> [Exercise details] Set down every entry word for word. Omit the pictures.

Task input start

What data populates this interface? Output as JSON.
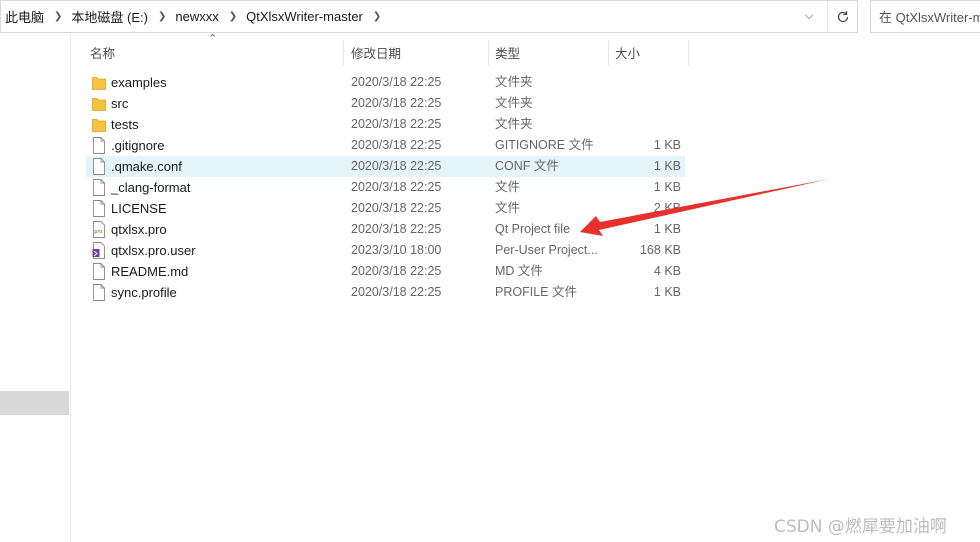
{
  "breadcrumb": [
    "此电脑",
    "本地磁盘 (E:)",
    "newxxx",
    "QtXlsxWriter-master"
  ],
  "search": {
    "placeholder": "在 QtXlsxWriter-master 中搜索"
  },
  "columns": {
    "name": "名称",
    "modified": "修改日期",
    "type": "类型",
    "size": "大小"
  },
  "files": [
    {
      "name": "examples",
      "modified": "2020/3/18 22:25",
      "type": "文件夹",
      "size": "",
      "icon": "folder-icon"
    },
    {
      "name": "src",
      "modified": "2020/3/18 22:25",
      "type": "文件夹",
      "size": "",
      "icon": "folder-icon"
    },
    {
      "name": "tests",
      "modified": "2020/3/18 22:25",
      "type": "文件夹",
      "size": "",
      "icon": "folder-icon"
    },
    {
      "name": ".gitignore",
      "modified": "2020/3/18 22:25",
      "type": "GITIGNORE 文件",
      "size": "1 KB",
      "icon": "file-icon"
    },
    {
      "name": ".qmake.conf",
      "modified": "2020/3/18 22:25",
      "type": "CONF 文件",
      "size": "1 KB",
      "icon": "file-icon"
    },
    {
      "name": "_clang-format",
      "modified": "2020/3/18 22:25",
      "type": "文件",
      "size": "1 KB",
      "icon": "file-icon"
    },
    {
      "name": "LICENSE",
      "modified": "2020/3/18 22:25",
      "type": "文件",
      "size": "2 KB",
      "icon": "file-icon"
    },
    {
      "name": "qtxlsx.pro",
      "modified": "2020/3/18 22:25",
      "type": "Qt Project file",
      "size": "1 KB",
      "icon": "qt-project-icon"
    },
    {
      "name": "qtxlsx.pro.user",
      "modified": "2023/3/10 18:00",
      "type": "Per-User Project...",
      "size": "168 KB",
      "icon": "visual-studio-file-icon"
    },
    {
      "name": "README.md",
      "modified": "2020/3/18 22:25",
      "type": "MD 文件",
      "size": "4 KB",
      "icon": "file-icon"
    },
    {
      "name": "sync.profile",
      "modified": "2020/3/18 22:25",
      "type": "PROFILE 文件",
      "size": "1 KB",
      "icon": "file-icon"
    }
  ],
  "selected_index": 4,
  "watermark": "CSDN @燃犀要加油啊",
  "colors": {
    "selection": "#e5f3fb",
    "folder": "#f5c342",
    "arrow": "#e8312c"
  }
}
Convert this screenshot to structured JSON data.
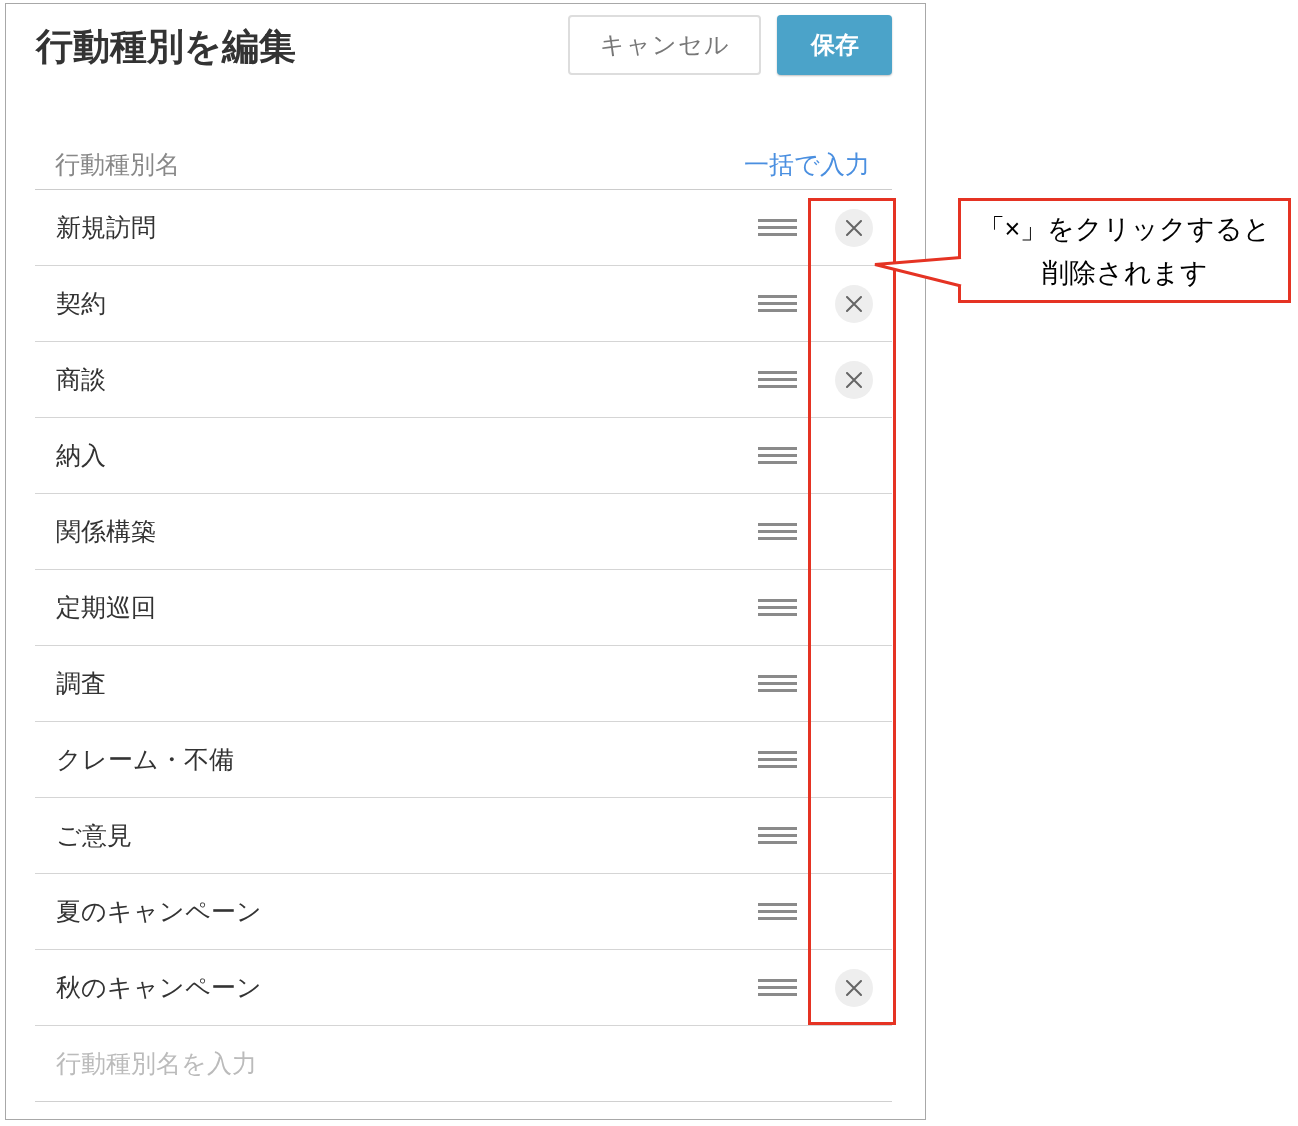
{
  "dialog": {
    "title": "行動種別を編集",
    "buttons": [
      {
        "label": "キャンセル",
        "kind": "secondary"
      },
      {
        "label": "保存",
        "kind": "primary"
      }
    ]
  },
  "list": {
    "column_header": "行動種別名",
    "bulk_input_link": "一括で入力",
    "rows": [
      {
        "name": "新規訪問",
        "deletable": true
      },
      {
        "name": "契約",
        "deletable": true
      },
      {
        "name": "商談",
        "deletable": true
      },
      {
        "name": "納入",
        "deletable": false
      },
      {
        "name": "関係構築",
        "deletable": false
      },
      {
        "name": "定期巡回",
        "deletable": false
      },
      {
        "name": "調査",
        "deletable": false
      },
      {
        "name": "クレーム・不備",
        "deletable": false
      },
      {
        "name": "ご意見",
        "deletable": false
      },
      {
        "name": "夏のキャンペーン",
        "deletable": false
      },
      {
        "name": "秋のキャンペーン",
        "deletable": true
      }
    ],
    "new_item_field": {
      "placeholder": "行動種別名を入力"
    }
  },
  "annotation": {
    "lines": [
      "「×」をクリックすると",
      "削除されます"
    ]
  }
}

Task input end

> [Complete answer]
What data populates this interface? Output as JSON.
{
  "breadcrumb": [
    "此电脑",
    "本地磁盘 (E:)",
    "newxxx",
    "QtXlsxWriter-master"
  ],
  "search": {
    "placeholder": "在 QtXlsxWriter-master 中搜索"
  },
  "columns": {
    "name": "名称",
    "modified": "修改日期",
    "type": "类型",
    "size": "大小"
  },
  "files": [
    {
      "name": "examples",
      "modified": "2020/3/18 22:25",
      "type": "文件夹",
      "size": "",
      "icon": "folder-icon"
    },
    {
      "name": "src",
      "modified": "2020/3/18 22:25",
      "type": "文件夹",
      "size": "",
      "icon": "folder-icon"
    },
    {
      "name": "tests",
      "modified": "2020/3/18 22:25",
      "type": "文件夹",
      "size": "",
      "icon": "folder-icon"
    },
    {
      "name": ".gitignore",
      "modified": "2020/3/18 22:25",
      "type": "GITIGNORE 文件",
      "size": "1 KB",
      "icon": "file-icon"
    },
    {
      "name": ".qmake.conf",
      "modified": "2020/3/18 22:25",
      "type": "CONF 文件",
      "size": "1 KB",
      "icon": "file-icon"
    },
    {
      "name": "_clang-format",
      "modified": "2020/3/18 22:25",
      "type": "文件",
      "size": "1 KB",
      "icon": "file-icon"
    },
    {
      "name": "LICENSE",
      "modified": "2020/3/18 22:25",
      "type": "文件",
      "size": "2 KB",
      "icon": "file-icon"
    },
    {
      "name": "qtxlsx.pro",
      "modified": "2020/3/18 22:25",
      "type": "Qt Project file",
      "size": "1 KB",
      "icon": "qt-project-icon"
    },
    {
      "name": "qtxlsx.pro.user",
      "modified": "2023/3/10 18:00",
      "type": "Per-User Project...",
      "size": "168 KB",
      "icon": "visual-studio-file-icon"
    },
    {
      "name": "README.md",
      "modified": "2020/3/18 22:25",
      "type": "MD 文件",
      "size": "4 KB",
      "icon": "file-icon"
    },
    {
      "name": "sync.profile",
      "modified": "2020/3/18 22:25",
      "type": "PROFILE 文件",
      "size": "1 KB",
      "icon": "file-icon"
    }
  ],
  "selected_index": 4,
  "watermark": "CSDN @燃犀要加油啊",
  "colors": {
    "selection": "#e5f3fb",
    "folder": "#f5c342",
    "arrow": "#e8312c"
  }
}
Convert this screenshot to structured JSON data.
{
  "dialog": {
    "title": "行動種別を編集",
    "buttons": [
      {
        "label": "キャンセル",
        "kind": "secondary"
      },
      {
        "label": "保存",
        "kind": "primary"
      }
    ]
  },
  "list": {
    "column_header": "行動種別名",
    "bulk_input_link": "一括で入力",
    "rows": [
      {
        "name": "新規訪問",
        "deletable": true
      },
      {
        "name": "契約",
        "deletable": true
      },
      {
        "name": "商談",
        "deletable": true
      },
      {
        "name": "納入",
        "deletable": false
      },
      {
        "name": "関係構築",
        "deletable": false
      },
      {
        "name": "定期巡回",
        "deletable": false
      },
      {
        "name": "調査",
        "deletable": false
      },
      {
        "name": "クレーム・不備",
        "deletable": false
      },
      {
        "name": "ご意見",
        "deletable": false
      },
      {
        "name": "夏のキャンペーン",
        "deletable": false
      },
      {
        "name": "秋のキャンペーン",
        "deletable": true
      }
    ],
    "new_item_field": {
      "placeholder": "行動種別名を入力"
    }
  },
  "annotation": {
    "lines": [
      "「×」をクリックすると",
      "削除されます"
    ]
  }
}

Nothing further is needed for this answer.